EXTRAIT FOURNI:
□ □ □ □
# Fonds d'écran Mac OS 9



## Lannoy29 (22 Juillet 2005)

Bonjour à tous,

Après avoir vendu mon iMac G3 bondie blue, je suis passé sur un iBook G4 sous OS X. Or j'ai été déçu de ne pas retrouver dans le dossier Classic les fonds d'écran fourni avec OS 9! Savez-vous où je pourrais les trouver en ligne? 
Ou est-ce que l'un d'entre vous pourrait me les faire parvenir viacourriel ?

Bien amicalement, Ghis


----------



## Adrienhb (22 Juillet 2005)

As-tu regardé s'ils n'étaient pas sur ton cd d'os 9?

A.


----------



## Lannoy29 (22 Juillet 2005)

Je viens de vérifier avec Onyx le contenu du dvd d'OS 9 fourni avec Panther. Mais il n'y a que les packages d'installation selon les langues. 
Et en affichant les ressources du packages, il n'y a rien d'intéressant.


----------



## Adrienhb (22 Juillet 2005)

Lannoy29 a dit:
			
		

> Je viens de vérifier avec Onyx le contenu du dvd d'OS 9 fourni avec Panther. Mais il n'y a que les packages d'installation selon les langues.
> Et en affichant les ressources du packages, il n'y a rien d'intéressant.



Et il n'y a pas des dossiers ici et là?

A.


----------



## GlobalCut (22 Juillet 2005)

Tu cherches un fond en particulier ou celui-ci te convient ?


----------



## Lannoy29 (22 Juillet 2005)

GlobalCut a dit:
			
		

> Tu cherches un fond en particulier ou celui-ci te convient ?



jolie demoiselle ;o)

En fait je pensais aux fonds comme blue dalmatian, indigo, fraise etc...

Et pour répondre à A. il n'y a pas de dossiers dans ce foutu dvd de Mac OS 9 fourni avec Panther  :rose:


----------



## Adrienhb (23 Juillet 2005)

Lannoy29 a dit:
			
		

> Et pour répondre à A. il n'y a pas de dossiers dans ce foutu dvd de Mac OS 9 fourni avec Panther  :rose:



Ah vi ok... j'avais oublié que tu n'as plus ton cd original du 9. Et celui qui t'a acheté ton imac ne pourrait pas te repreter le cd?
□ □ □ □
EXTRAITS DES DONNÉES:
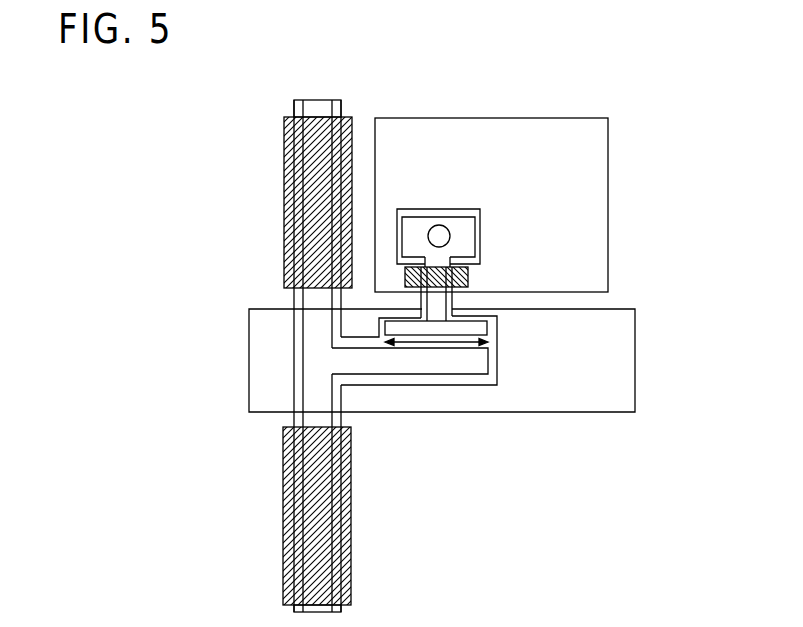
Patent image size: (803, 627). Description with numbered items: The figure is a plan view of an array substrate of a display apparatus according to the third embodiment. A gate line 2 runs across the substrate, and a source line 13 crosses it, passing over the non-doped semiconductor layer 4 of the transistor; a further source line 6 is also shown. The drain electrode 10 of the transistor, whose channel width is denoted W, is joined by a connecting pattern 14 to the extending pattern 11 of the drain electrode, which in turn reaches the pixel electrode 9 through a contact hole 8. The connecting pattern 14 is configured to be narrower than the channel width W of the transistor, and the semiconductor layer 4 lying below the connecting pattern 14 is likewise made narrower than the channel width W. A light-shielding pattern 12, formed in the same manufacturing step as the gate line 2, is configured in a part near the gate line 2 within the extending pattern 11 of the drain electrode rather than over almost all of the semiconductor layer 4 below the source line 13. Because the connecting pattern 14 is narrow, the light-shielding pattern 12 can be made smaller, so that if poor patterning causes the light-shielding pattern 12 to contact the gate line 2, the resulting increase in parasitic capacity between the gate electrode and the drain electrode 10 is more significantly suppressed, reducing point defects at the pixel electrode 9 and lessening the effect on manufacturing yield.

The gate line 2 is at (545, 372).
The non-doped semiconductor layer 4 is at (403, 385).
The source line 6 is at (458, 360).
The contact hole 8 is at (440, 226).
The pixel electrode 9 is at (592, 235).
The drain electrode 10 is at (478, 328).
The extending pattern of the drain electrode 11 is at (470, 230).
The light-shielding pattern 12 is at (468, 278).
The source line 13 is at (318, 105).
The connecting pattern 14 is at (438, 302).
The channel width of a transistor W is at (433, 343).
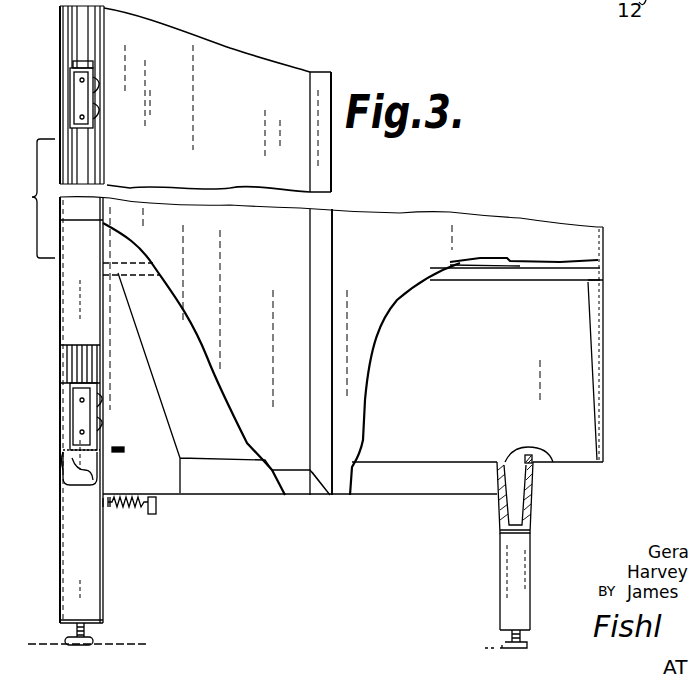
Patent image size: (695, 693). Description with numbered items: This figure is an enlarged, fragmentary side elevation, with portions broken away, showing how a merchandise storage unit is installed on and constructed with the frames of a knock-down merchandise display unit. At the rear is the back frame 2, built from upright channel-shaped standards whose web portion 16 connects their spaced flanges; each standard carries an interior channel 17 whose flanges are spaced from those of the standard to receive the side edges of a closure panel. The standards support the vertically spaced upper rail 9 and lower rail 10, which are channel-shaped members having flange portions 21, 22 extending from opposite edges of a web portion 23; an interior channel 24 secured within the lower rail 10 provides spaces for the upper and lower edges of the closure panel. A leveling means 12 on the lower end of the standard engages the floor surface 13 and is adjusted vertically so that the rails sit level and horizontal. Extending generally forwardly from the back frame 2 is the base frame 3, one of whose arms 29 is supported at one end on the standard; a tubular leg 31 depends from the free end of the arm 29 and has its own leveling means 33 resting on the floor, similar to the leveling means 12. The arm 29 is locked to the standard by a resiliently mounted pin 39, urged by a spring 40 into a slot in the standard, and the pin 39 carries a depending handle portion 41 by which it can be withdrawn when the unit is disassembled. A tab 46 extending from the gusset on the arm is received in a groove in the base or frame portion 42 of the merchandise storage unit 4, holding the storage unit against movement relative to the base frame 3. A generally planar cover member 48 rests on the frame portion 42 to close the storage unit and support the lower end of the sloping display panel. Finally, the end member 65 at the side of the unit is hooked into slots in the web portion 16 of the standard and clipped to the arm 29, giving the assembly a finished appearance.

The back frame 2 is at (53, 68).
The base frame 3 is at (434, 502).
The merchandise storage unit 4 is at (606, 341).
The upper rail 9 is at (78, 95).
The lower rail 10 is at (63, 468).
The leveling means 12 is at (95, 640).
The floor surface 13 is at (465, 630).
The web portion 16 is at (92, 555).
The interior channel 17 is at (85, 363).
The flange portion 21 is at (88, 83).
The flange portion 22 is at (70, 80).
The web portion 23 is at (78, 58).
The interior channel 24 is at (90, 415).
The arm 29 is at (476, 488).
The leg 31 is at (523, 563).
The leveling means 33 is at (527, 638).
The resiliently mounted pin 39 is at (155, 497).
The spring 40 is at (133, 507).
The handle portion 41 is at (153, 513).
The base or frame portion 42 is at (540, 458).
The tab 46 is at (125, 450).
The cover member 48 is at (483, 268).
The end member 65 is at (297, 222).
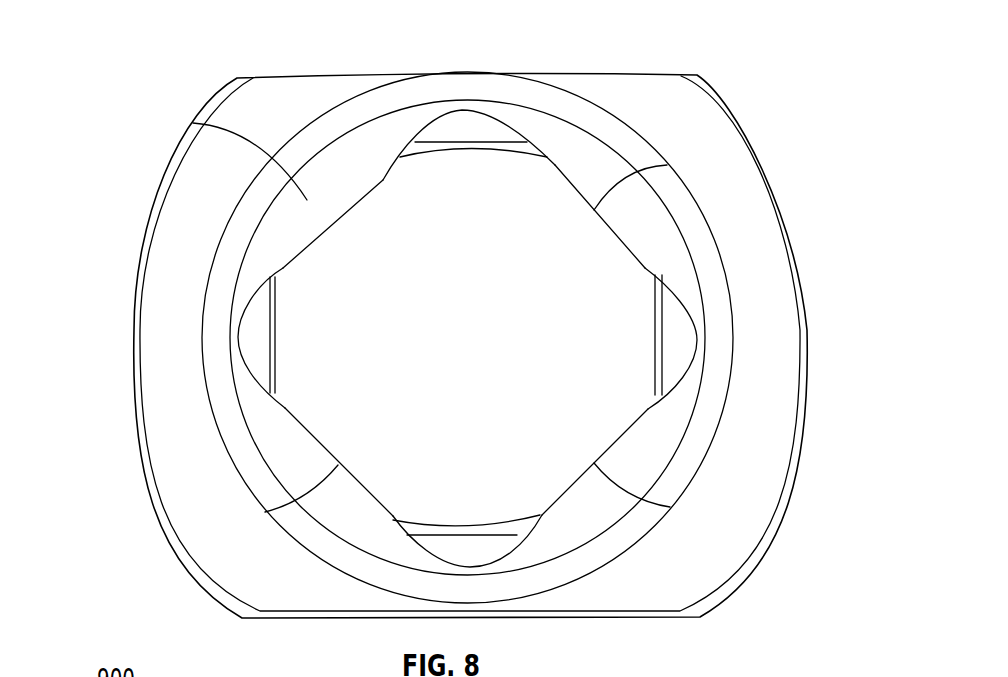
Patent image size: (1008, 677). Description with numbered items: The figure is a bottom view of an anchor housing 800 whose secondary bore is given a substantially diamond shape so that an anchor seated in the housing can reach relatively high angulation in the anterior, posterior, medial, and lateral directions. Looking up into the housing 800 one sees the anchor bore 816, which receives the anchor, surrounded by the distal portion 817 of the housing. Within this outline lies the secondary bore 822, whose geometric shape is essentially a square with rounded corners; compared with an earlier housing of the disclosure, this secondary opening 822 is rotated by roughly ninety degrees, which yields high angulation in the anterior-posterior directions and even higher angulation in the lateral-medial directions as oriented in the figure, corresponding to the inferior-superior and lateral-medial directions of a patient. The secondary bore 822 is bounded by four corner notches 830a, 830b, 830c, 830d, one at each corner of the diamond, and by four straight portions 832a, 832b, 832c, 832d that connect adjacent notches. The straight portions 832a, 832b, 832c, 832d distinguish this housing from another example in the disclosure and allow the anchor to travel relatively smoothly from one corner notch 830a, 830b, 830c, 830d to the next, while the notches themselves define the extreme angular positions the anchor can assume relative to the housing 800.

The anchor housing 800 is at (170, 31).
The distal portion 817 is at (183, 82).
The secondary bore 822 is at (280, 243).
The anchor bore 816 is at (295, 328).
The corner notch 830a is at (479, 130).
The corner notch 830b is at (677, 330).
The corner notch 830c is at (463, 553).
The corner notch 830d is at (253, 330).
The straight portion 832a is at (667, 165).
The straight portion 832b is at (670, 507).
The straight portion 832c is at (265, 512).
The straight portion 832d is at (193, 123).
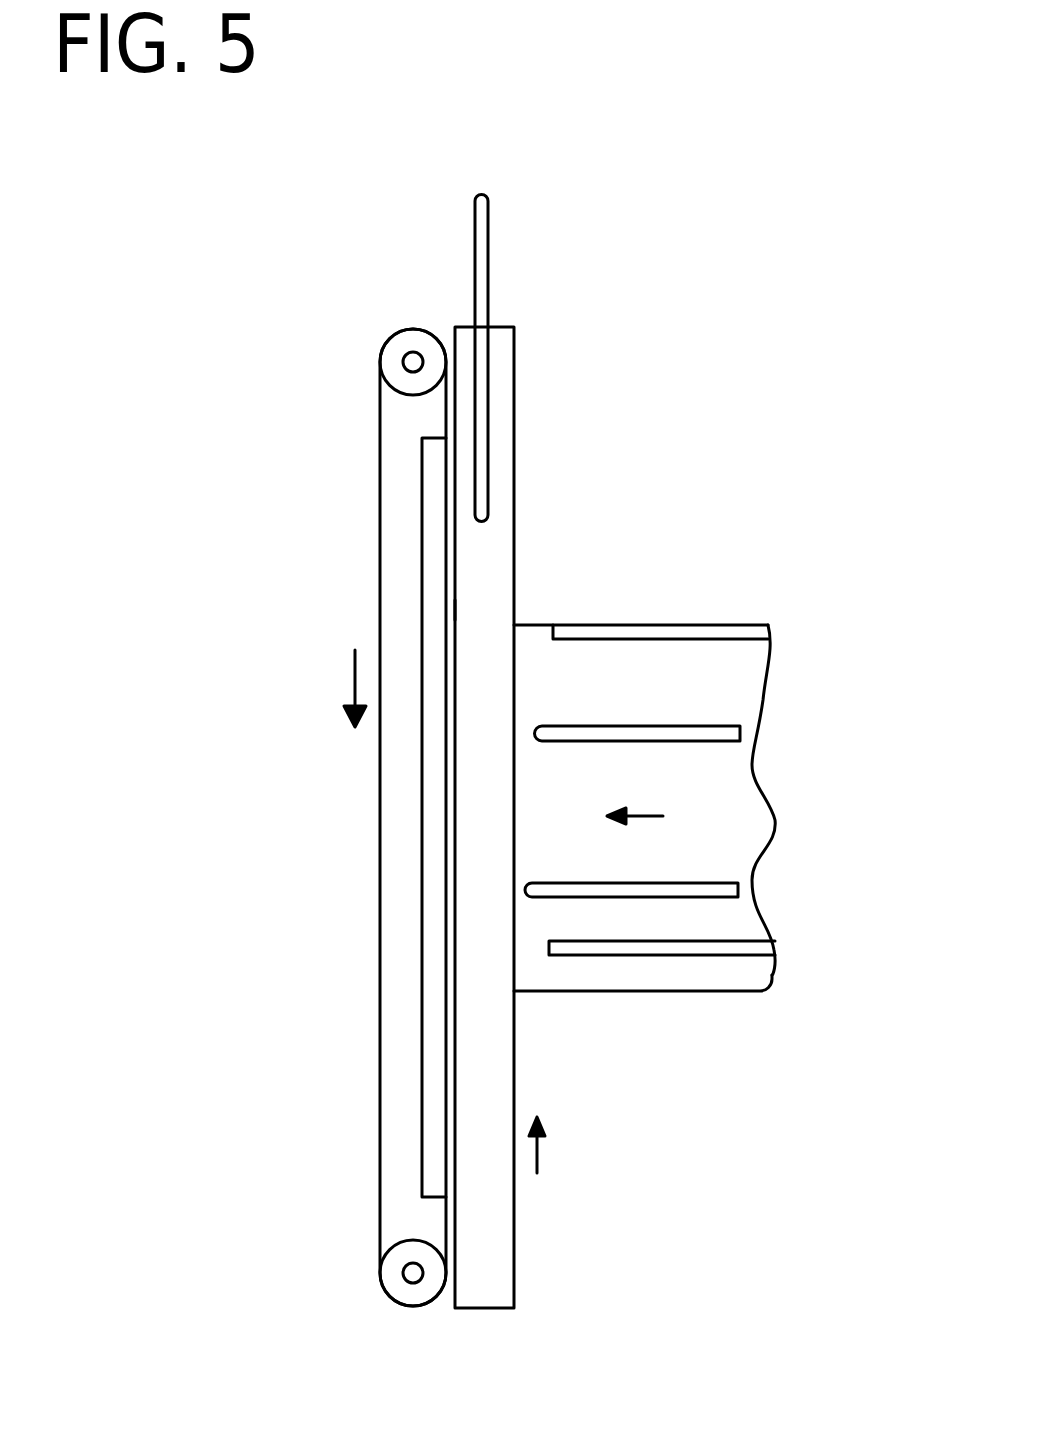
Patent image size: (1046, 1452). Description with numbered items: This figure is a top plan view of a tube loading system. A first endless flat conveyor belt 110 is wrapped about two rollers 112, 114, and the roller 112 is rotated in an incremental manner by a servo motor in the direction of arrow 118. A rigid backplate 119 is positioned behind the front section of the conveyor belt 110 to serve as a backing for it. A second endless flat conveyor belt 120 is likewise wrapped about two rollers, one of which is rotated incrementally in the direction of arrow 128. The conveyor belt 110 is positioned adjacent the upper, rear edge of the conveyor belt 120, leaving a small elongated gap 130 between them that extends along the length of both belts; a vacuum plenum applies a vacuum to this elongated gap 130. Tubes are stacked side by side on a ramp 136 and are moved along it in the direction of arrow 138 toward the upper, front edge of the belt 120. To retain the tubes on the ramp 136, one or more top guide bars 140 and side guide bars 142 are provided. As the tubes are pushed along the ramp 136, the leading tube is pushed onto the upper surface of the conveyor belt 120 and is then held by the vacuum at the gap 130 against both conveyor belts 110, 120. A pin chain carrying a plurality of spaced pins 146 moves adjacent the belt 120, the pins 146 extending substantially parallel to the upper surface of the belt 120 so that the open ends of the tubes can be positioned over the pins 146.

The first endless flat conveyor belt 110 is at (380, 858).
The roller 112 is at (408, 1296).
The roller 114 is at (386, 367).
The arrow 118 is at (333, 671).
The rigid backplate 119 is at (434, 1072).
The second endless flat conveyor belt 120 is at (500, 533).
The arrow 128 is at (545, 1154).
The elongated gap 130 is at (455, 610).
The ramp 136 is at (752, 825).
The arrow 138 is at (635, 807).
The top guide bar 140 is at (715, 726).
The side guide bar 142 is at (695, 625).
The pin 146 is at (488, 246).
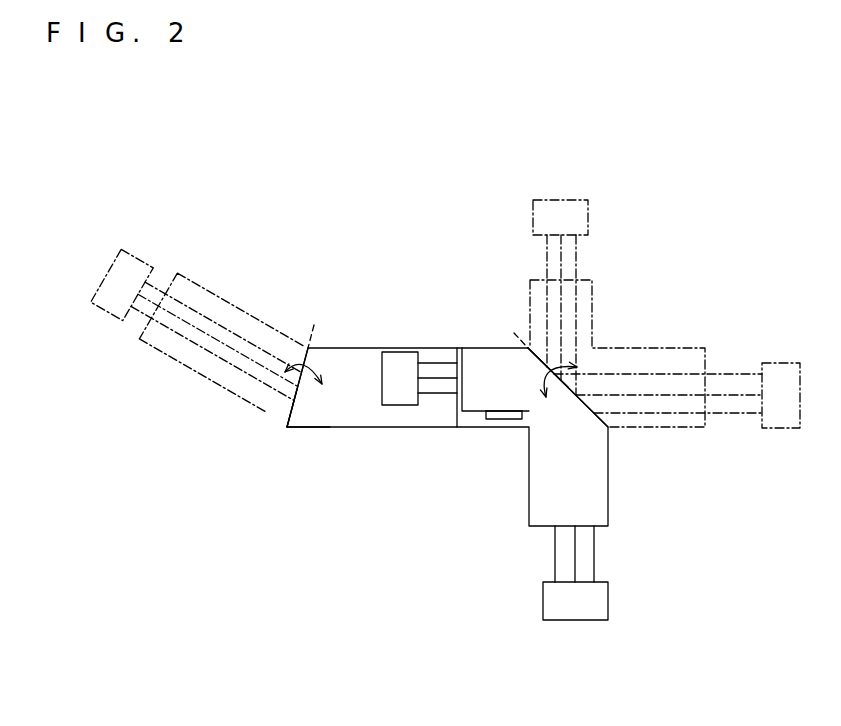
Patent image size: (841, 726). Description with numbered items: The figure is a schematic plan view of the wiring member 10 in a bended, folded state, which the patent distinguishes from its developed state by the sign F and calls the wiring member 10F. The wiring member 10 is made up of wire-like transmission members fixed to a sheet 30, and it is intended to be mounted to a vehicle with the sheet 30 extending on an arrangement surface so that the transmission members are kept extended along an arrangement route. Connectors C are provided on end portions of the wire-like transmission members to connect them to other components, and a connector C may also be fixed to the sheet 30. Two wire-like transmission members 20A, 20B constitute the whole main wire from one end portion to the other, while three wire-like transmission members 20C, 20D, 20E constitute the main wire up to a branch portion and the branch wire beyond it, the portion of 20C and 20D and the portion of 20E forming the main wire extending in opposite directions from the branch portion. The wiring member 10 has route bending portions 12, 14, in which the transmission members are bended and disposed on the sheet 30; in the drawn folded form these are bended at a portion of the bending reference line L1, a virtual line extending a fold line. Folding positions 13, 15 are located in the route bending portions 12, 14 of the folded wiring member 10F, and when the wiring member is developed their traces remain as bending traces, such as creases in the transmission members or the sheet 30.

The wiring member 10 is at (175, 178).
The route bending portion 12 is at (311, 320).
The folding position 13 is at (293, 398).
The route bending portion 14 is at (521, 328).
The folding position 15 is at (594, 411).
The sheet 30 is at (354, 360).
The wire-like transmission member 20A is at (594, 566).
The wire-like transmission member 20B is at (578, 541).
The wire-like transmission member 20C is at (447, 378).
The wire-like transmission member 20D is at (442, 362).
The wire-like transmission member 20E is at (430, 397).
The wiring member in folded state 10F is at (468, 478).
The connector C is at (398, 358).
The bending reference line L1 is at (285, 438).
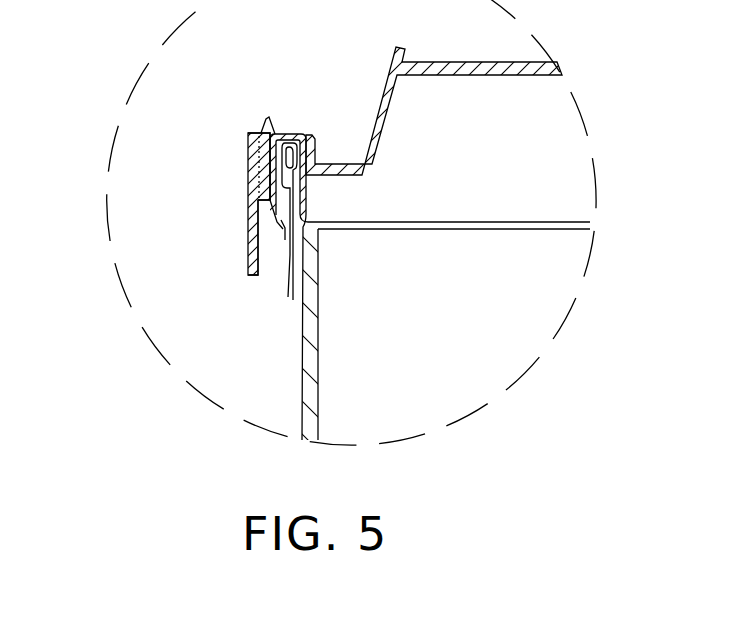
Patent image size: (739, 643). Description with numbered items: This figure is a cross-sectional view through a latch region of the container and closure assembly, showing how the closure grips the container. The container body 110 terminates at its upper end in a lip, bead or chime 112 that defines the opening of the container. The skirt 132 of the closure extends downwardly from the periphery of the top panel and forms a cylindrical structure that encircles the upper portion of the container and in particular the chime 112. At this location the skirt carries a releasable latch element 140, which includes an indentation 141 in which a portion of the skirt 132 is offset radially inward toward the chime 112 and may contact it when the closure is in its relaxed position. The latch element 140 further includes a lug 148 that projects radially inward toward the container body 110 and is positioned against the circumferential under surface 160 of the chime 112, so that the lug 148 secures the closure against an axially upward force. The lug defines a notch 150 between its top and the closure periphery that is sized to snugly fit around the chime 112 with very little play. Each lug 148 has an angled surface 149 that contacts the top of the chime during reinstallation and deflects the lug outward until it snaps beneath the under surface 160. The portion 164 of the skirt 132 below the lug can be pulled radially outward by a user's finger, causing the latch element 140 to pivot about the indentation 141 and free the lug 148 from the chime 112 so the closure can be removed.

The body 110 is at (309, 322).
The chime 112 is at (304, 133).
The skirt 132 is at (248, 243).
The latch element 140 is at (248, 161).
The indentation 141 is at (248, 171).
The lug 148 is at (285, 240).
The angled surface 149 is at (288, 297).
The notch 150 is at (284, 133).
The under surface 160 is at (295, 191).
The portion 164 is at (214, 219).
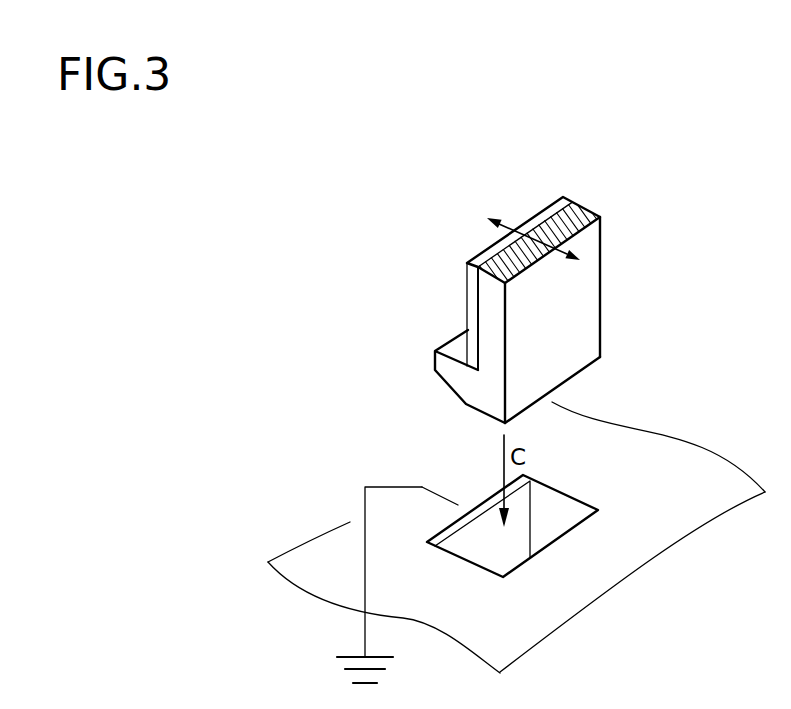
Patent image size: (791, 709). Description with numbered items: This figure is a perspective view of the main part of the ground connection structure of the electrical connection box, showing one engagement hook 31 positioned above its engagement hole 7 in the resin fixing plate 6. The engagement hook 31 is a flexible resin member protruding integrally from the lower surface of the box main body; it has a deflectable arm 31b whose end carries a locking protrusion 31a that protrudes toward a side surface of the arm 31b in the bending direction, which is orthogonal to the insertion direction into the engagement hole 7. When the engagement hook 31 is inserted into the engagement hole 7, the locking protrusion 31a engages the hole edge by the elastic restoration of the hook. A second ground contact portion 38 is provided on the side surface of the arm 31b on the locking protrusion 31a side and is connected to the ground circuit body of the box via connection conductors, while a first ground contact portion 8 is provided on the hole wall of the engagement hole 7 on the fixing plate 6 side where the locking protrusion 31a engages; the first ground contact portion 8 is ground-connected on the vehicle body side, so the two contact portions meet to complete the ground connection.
□ □ □ □
OBJECTIF DE LA TÂCHE:
Pouvez-vous poursuivre le fil de forum sur les fonds d'écran de Mac OS 9 à la suite de son dernier message ?

RÉSULTAT ATTENDU:
A.


----------



## Lannoy29 (23 Juillet 2005)

bah, pas vraiment non, car la personne habite la banlieue parisienne & moi Lille  :rose: 

Bref, quand Steve dit qu'OS 9 est mort, c'est pas du flan


----------



## Oizo (24 Juillet 2005)

Lannoy29 a dit:
			
		

> Ou est-ce que l'un d'entre vous pourrait me les faire parvenir viacourriel ?



C'est fait ! Je viens de t'envoyer par mail ces fonds d'écran.


----------



## Lannoy29 (24 Juillet 2005)

Oizo a dit:
			
		

> C'est fait ! Je viens de t'envoyer par mail ces fonds d'écran.



muchos gratias, thanks, danke, bref MERCI


----------



## MamaCass (24 Juillet 2005)

Serait-il possible de les mettre en telechargement ou de me les envoyer ? 
Je les cherche egalement depuis un bon moment !
Merci beaucoup

MamaCass
mamacass[chez]wanadoo.fr



 Edit de GlobalCut: Evite de laisser trainer ton adresse mail sur internet, tu risques de te faire spamer...


----------



## Oizo (24 Juillet 2005)

MamaCass a dit:
			
		

> Serait-il possible de les mettre en telechargement ou de me les envoyer ?
> Je les cherche egalement depuis un bon moment !
> Merci beaucoup



Tu viens de recevoir un mail...


----------



## MamaCass (25 Juillet 2005)

Un grand Merci Oizo !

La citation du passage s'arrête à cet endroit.